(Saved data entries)
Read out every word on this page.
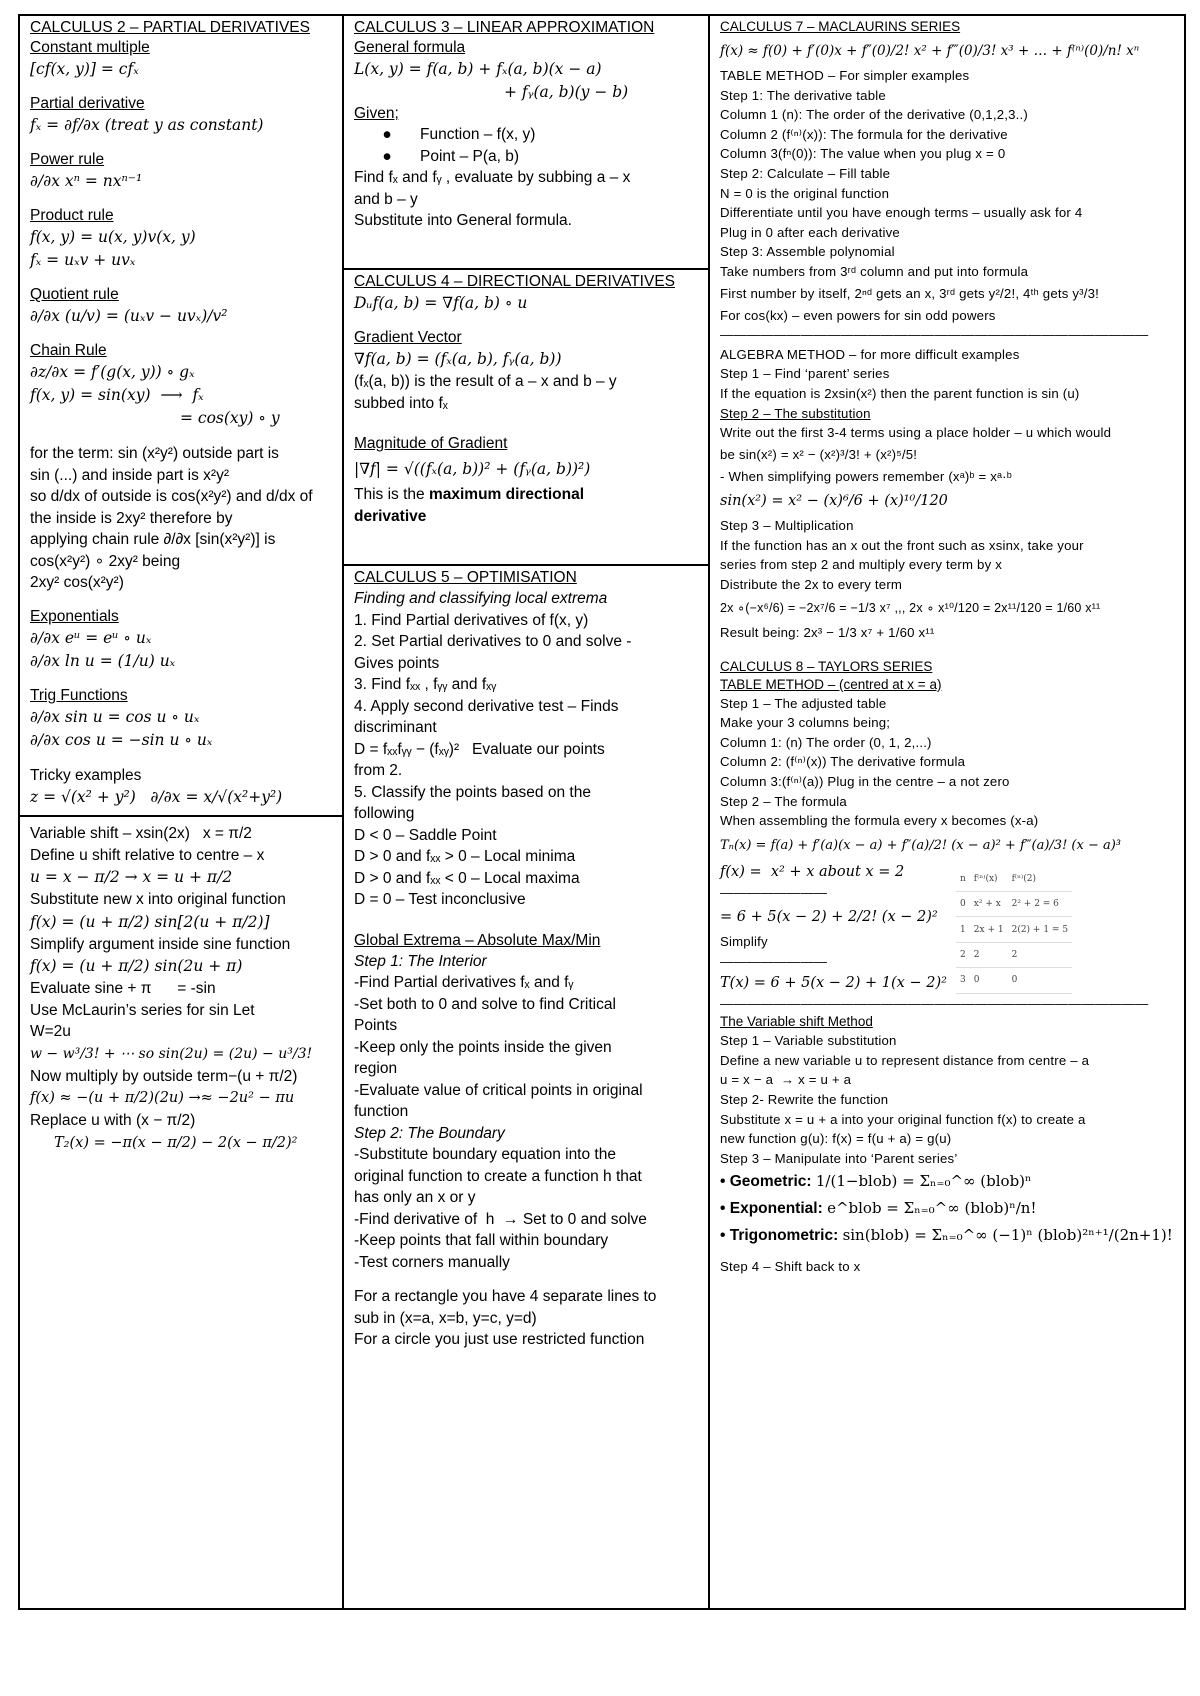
CALCULUS 2 – PARTIAL DERIVATIVES
Constant multiple

[cf(x, y)] = cfₓ

Partial derivative

fₓ = ∂f/∂x (treat y as constant)

Power rule

∂/∂x xⁿ = nxⁿ⁻¹

Product rule

f(x, y) = u(x, y)v(x, y)

fₓ = uₓv + uvₓ

Quotient rule

∂/∂x (u/v) = (uₓv − uvₓ)/v²

Chain Rule

∂z/∂x = f′(g(x, y)) ∘ gₓ

f(x, y) = sin(xy)  ⟶  fₓ

= cos(xy) ∘ y

for the term: sin (x²y²) outside part is

sin (...) and inside part is x²y²

so d/dx of outside is cos(x²y²) and d/dx of

the inside is 2xy² therefore by

applying chain rule ∂/∂x [sin(x²y²)] is

cos(x²y²) ∘ 2xy² being

2xy² cos(x²y²)

Exponentials

∂/∂x eᵘ = eᵘ ∘ uₓ

∂/∂x ln u = (1/u) uₓ

Trig Functions

∂/∂x sin u = cos u ∘ uₓ

∂/∂x cos u = −sin u ∘ uₓ

Tricky examples

z = √(x² + y²)   ∂/∂x = x/√(x²+y²)

Variable shift – xsin(2x)   x = π/2

Define u shift relative to centre – x

u = x − π/2 → x = u + π/2

Substitute new x into original function

f(x) = (u + π/2) sin[2(u + π/2)]

Simplify argument inside sine function

f(x) = (u + π/2) sin(2u + π)

Evaluate sine + π      = -sin

Use McLaurin’s series for sin Let

W=2u

w − w³/3! + ⋯ so sin(2u) = (2u) − u³/3!

Now multiply by outside term−(u + π/2)

f(x) ≈ −(u + π/2)(2u) →≈ −2u² − πu

Replace u with (x − π/2)

T₂(x) = −π(x − π/2) − 2(x − π/2)²

CALCULUS 3 – LINEAR APPROXIMATION
General formula

L(x, y) = f(a, b) + fₓ(a, b)(x − a)

+ fᵧ(a, b)(y − b)

Given;
●	Function – f(x, y)
●	Point – P(a, b)

Find fₓ and fᵧ , evaluate by subbing a – x

and b – y

Substitute into General formula.

CALCULUS 4 – DIRECTIONAL DERIVATIVES

Dᵤf(a, b) = ∇f(a, b) ∘ u

Gradient Vector

∇f(a, b) = (fₓ(a, b), fᵧ(a, b))

(fₓ(a, b)) is the result of a – x and b – y

subbed into fₓ

Magnitude of Gradient

|∇f| = √((fₓ(a, b))² + (fᵧ(a, b))²)

This is the maximum directional

derivative

CALCULUS 5 – OPTIMISATION

Finding and classifying local extrema

1. Find Partial derivatives of f(x, y)

2. Set Partial derivatives to 0 and solve -

Gives points

3. Find fₓₓ , fᵧᵧ and fₓᵧ

4. Apply second derivative test – Finds

discriminant

D = fₓₓfᵧᵧ − (fₓᵧ)²   Evaluate our points

from 2.

5. Classify the points based on the

following

D < 0 – Saddle Point

D > 0 and fₓₓ > 0 – Local minima

D > 0 and fₓₓ < 0 – Local maxima

D = 0 – Test inconclusive

Global Extrema – Absolute Max/Min

Step 1: The Interior

-Find Partial derivatives fₓ and fᵧ

-Set both to 0 and solve to find Critical

Points

-Keep only the points inside the given

region

-Evaluate value of critical points in original

function

Step 2: The Boundary

-Substitute boundary equation into the

original function to create a function h that

has only an x or y

-Find derivative of  h  → Set to 0 and solve

-Keep points that fall within boundary

-Test corners manually

For a rectangle you have 4 separate lines to

sub in (x=a, x=b, y=c, y=d)

For a circle you just use restricted function

CALCULUS 7 – MACLAURINS SERIES

f(x) ≈ f(0) + f′(0)x + f″(0)/2! x² + f‴(0)/3! x³ + … + f⁽ⁿ⁾(0)/n! xⁿ

TABLE METHOD – For simpler examples

Step 1: The derivative table

Column 1 (n): The order of the derivative (0,1,2,3..)

Column 2 (f⁽ⁿ⁾(x)): The formula for the derivative

Column 3(fⁿ(0)): The value when you plug x = 0

Step 2: Calculate – Fill table

N = 0 is the original function

Differentiate until you have enough terms – usually ask for 4

Plug in 0 after each derivative

Step 3: Assemble polynomial

Take numbers from 3ʳᵈ column and put into formula

First number by itself, 2ⁿᵈ gets an x, 3ʳᵈ gets y²/2!, 4ᵗʰ gets y³/3!

For cos(kx) – even powers for sin odd powers

————————————————————————————————

ALGEBRA METHOD – for more difficult examples

Step 1 – Find ‘parent’ series

If the equation is 2xsin(x²) then the parent function is sin (u)

Step 2 – The substitution

Write out the first 3-4 terms using a place holder – u which would

be sin(x²) = x² − (x²)³/3! + (x²)⁵/5!

- When simplifying powers remember (xᵃ)ᵇ = xᵃ·ᵇ

sin(x²) = x² − (x)⁶/6 + (x)¹⁰/120

Step 3 – Multiplication

If the function has an x out the front such as xsinx, take your

series from step 2 and multiply every term by x

Distribute the 2x to every term

2x ∘(−x⁶/6) = −2x⁷/6 = −1/3 x⁷ ,,, 2x ∘ x¹⁰/120 = 2x¹¹/120 = 1/60 x¹¹

Result being: 2x³ − 1/3 x⁷ + 1/60 x¹¹

CALCULUS 8 – TAYLORS SERIES
TABLE METHOD – (centred at x = a)

Step 1 – The adjusted table

Make your 3 columns being;

Column 1: (n) The order (0, 1, 2,...)

Column 2: (f⁽ⁿ⁾(x)) The derivative formula

Column 3:(f⁽ⁿ⁾(a)) Plug in the centre – a not zero

Step 2 – The formula

When assembling the formula every x becomes (x-a)

Tₙ(x) = f(a) + f′(a)(x − a) + f″(a)/2! (x − a)² + f‴(a)/3! (x − a)³

f(x) =  x² + x about x = 2

————————

= 6 + 5(x − 2) + 2/2! (x − 2)²

Simplify

————————

T(x) = 6 + 5(x − 2) + 1(x − 2)²

n	f⁽ⁿ⁾(x)	f⁽ⁿ⁾(2)
0	x² + x	2² + 2 = 6
1	2x + 1	2(2) + 1 = 5
2	2	2
3	0	0

————————————————————————————————

The Variable shift Method

Step 1 – Variable substitution

Define a new variable u to represent distance from centre – a

u = x − a  → x = u + a

Step 2- Rewrite the function

Substitute x = u + a into your original function f(x) to create a

new function g(u): f(x) = f(u + a) = g(u)

Step 3 – Manipulate into ‘Parent series’

• Geometric: 1/(1−blob) = Σₙ₌₀^∞ (blob)ⁿ
• Exponential: e^blob = Σₙ₌₀^∞ (blob)ⁿ/n!
• Trigonometric: sin(blob) = Σₙ₌₀^∞ (−1)ⁿ (blob)²ⁿ⁺¹/(2n+1)!

Step 4 – Shift back to x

Goal: Where a line of the records above holds the word "multiply", copy that line.

Solution to this task:
Now multiply by outside term−(u + π/2)
series from step 2 and multiply every term by x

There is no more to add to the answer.